What you are asked to do: Rewrite every line of the listing, replacing "diagram1" with "drawing1" and leaving everything else unchanged.

Material provided:

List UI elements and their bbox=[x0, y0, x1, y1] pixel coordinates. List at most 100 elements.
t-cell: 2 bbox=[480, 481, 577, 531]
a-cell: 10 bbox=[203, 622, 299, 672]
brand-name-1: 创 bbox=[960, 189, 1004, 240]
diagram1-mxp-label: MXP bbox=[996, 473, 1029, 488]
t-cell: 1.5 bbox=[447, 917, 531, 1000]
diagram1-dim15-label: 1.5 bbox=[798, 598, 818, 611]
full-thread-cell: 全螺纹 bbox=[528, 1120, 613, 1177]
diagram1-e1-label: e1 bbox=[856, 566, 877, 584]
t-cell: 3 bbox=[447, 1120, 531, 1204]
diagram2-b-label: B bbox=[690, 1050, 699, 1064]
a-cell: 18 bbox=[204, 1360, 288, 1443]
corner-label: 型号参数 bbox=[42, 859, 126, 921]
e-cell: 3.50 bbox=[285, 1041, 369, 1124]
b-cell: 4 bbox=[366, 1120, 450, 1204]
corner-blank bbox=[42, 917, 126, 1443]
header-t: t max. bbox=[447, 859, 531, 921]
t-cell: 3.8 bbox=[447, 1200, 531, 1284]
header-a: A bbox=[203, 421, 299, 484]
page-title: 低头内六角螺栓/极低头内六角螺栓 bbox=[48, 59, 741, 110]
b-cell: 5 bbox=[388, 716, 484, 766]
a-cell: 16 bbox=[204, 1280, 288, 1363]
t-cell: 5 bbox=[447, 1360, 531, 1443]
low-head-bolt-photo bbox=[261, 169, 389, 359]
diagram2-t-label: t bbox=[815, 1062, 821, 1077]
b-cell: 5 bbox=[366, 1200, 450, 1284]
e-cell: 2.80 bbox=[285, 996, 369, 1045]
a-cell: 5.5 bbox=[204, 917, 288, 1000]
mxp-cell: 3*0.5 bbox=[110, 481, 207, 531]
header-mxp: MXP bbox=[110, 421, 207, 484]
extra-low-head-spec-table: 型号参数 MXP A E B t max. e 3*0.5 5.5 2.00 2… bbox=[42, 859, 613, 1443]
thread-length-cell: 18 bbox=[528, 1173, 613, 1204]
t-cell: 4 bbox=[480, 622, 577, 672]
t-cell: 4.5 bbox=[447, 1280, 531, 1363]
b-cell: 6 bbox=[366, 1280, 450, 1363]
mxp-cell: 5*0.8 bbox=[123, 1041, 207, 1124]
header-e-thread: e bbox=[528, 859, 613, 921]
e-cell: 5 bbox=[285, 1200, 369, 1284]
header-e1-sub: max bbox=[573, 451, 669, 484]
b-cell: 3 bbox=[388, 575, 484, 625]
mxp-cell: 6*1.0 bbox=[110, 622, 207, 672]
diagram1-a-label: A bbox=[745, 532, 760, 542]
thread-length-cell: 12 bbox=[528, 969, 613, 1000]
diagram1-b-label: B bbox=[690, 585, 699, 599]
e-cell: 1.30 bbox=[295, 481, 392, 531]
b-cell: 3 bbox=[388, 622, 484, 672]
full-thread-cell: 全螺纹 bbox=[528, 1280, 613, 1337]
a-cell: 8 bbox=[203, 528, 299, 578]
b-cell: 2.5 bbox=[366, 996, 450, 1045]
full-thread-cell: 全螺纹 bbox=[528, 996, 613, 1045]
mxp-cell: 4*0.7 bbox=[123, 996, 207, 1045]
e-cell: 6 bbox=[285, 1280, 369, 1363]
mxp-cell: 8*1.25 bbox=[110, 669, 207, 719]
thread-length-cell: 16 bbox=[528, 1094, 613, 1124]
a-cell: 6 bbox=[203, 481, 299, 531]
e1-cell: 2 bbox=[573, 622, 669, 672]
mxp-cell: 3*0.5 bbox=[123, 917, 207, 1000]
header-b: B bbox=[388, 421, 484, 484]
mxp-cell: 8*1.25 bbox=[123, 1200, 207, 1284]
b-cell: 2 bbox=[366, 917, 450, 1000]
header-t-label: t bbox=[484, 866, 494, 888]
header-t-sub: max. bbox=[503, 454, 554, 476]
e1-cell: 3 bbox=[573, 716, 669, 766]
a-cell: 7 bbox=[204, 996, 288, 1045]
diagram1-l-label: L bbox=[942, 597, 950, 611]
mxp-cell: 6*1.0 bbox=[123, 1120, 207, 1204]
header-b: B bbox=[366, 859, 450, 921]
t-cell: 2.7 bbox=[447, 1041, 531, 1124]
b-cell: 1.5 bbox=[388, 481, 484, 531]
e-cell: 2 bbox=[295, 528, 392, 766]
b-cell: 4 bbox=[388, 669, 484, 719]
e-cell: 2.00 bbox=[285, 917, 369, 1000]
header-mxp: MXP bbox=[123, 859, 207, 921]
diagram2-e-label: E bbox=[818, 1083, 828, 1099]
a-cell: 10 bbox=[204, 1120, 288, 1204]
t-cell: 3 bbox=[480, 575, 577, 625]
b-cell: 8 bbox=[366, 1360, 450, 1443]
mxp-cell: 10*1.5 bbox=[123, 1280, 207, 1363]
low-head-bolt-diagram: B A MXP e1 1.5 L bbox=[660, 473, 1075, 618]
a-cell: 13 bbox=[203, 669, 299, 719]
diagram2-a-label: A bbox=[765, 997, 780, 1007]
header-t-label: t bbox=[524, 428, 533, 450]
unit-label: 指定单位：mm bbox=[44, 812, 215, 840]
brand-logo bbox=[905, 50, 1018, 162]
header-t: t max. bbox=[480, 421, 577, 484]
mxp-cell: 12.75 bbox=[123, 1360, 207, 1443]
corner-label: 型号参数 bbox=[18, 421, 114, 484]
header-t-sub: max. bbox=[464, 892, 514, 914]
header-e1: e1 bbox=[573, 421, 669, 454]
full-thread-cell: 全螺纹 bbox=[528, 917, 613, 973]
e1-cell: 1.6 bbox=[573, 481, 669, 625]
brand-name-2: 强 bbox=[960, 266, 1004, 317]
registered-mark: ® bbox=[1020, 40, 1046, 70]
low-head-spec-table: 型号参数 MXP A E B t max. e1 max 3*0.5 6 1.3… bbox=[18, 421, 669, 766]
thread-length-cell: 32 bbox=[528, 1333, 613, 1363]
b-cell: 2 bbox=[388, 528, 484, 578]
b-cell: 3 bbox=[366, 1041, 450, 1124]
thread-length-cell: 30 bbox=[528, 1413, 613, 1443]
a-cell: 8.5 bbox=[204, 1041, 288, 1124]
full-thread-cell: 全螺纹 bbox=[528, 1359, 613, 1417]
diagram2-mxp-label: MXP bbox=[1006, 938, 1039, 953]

Output:
List UI elements and their bbox=[x0, y0, x1, y1] pixel coordinates. List at most 100 elements.
t-cell: 2 bbox=[480, 481, 577, 531]
a-cell: 10 bbox=[203, 622, 299, 672]
brand-name-1: 创 bbox=[960, 189, 1004, 240]
drawing1-mxp-label: MXP bbox=[996, 473, 1029, 488]
t-cell: 1.5 bbox=[447, 917, 531, 1000]
drawing1-dim15-label: 1.5 bbox=[798, 598, 818, 611]
full-thread-cell: 全螺纹 bbox=[528, 1120, 613, 1177]
drawing1-e1-label: e1 bbox=[856, 566, 877, 584]
t-cell: 3 bbox=[447, 1120, 531, 1204]
diagram2-b-label: B bbox=[690, 1050, 699, 1064]
a-cell: 18 bbox=[204, 1360, 288, 1443]
corner-label: 型号参数 bbox=[42, 859, 126, 921]
e-cell: 3.50 bbox=[285, 1041, 369, 1124]
b-cell: 4 bbox=[366, 1120, 450, 1204]
corner-blank bbox=[42, 917, 126, 1443]
header-t: t max. bbox=[447, 859, 531, 921]
t-cell: 3.8 bbox=[447, 1200, 531, 1284]
header-a: A bbox=[203, 421, 299, 484]
page-title: 低头内六角螺栓/极低头内六角螺栓 bbox=[48, 59, 741, 110]
b-cell: 5 bbox=[388, 716, 484, 766]
a-cell: 16 bbox=[204, 1280, 288, 1363]
t-cell: 5 bbox=[447, 1360, 531, 1443]
low-head-bolt-photo bbox=[261, 169, 389, 359]
diagram2-t-label: t bbox=[815, 1062, 821, 1077]
b-cell: 5 bbox=[366, 1200, 450, 1284]
e-cell: 2.80 bbox=[285, 996, 369, 1045]
a-cell: 5.5 bbox=[204, 917, 288, 1000]
mxp-cell: 3*0.5 bbox=[110, 481, 207, 531]
header-mxp: MXP bbox=[110, 421, 207, 484]
extra-low-head-spec-table: 型号参数 MXP A E B t max. e 3*0.5 5.5 2.00 2… bbox=[42, 859, 613, 1443]
thread-length-cell: 18 bbox=[528, 1173, 613, 1204]
t-cell: 4 bbox=[480, 622, 577, 672]
t-cell: 4.5 bbox=[447, 1280, 531, 1363]
b-cell: 6 bbox=[366, 1280, 450, 1363]
mxp-cell: 5*0.8 bbox=[123, 1041, 207, 1124]
header-e-thread: e bbox=[528, 859, 613, 921]
e-cell: 5 bbox=[285, 1200, 369, 1284]
header-e1-sub: max bbox=[573, 451, 669, 484]
b-cell: 3 bbox=[388, 575, 484, 625]
mxp-cell: 6*1.0 bbox=[110, 622, 207, 672]
drawing1-a-label: A bbox=[745, 532, 760, 542]
thread-length-cell: 12 bbox=[528, 969, 613, 1000]
drawing1-b-label: B bbox=[690, 585, 699, 599]
e-cell: 1.30 bbox=[295, 481, 392, 531]
b-cell: 3 bbox=[388, 622, 484, 672]
full-thread-cell: 全螺纹 bbox=[528, 1280, 613, 1337]
a-cell: 8 bbox=[203, 528, 299, 578]
b-cell: 2.5 bbox=[366, 996, 450, 1045]
full-thread-cell: 全螺纹 bbox=[528, 996, 613, 1045]
mxp-cell: 4*0.7 bbox=[123, 996, 207, 1045]
e-cell: 6 bbox=[285, 1280, 369, 1363]
mxp-cell: 8*1.25 bbox=[110, 669, 207, 719]
thread-length-cell: 16 bbox=[528, 1094, 613, 1124]
a-cell: 6 bbox=[203, 481, 299, 531]
e1-cell: 2 bbox=[573, 622, 669, 672]
mxp-cell: 3*0.5 bbox=[123, 917, 207, 1000]
header-b: B bbox=[388, 421, 484, 484]
mxp-cell: 8*1.25 bbox=[123, 1200, 207, 1284]
b-cell: 2 bbox=[366, 917, 450, 1000]
header-t-label: t bbox=[484, 866, 494, 888]
header-t-sub: max. bbox=[503, 454, 554, 476]
e1-cell: 3 bbox=[573, 716, 669, 766]
a-cell: 7 bbox=[204, 996, 288, 1045]
drawing1-l-label: L bbox=[942, 597, 950, 611]
mxp-cell: 6*1.0 bbox=[123, 1120, 207, 1204]
header-b: B bbox=[366, 859, 450, 921]
t-cell: 2.7 bbox=[447, 1041, 531, 1124]
b-cell: 1.5 bbox=[388, 481, 484, 531]
e-cell: 2 bbox=[295, 528, 392, 766]
b-cell: 4 bbox=[388, 669, 484, 719]
e-cell: 2.00 bbox=[285, 917, 369, 1000]
header-mxp: MXP bbox=[123, 859, 207, 921]
diagram2-e-label: E bbox=[818, 1083, 828, 1099]
a-cell: 10 bbox=[204, 1120, 288, 1204]
t-cell: 3 bbox=[480, 575, 577, 625]
b-cell: 8 bbox=[366, 1360, 450, 1443]
mxp-cell: 10*1.5 bbox=[123, 1280, 207, 1363]
low-head-bolt-diagram: B A MXP e1 1.5 L bbox=[660, 473, 1075, 618]
a-cell: 13 bbox=[203, 669, 299, 719]
diagram2-a-label: A bbox=[765, 997, 780, 1007]
header-t-label: t bbox=[524, 428, 533, 450]
unit-label: 指定单位：mm bbox=[44, 812, 215, 840]
brand-logo bbox=[905, 50, 1018, 162]
header-t: t max. bbox=[480, 421, 577, 484]
mxp-cell: 12.75 bbox=[123, 1360, 207, 1443]
corner-label: 型号参数 bbox=[18, 421, 114, 484]
header-t-sub: max. bbox=[464, 892, 514, 914]
header-e1: e1 bbox=[573, 421, 669, 454]
full-thread-cell: 全螺纹 bbox=[528, 917, 613, 973]
e1-cell: 1.6 bbox=[573, 481, 669, 625]
brand-name-2: 强 bbox=[960, 266, 1004, 317]
registered-mark: ® bbox=[1020, 40, 1046, 70]
low-head-spec-table: 型号参数 MXP A E B t max. e1 max 3*0.5 6 1.3… bbox=[18, 421, 669, 766]
thread-length-cell: 32 bbox=[528, 1333, 613, 1363]
b-cell: 2 bbox=[388, 528, 484, 578]
b-cell: 3 bbox=[366, 1041, 450, 1124]
thread-length-cell: 30 bbox=[528, 1413, 613, 1443]
a-cell: 8.5 bbox=[204, 1041, 288, 1124]
full-thread-cell: 全螺纹 bbox=[528, 1359, 613, 1417]
diagram2-mxp-label: MXP bbox=[1006, 938, 1039, 953]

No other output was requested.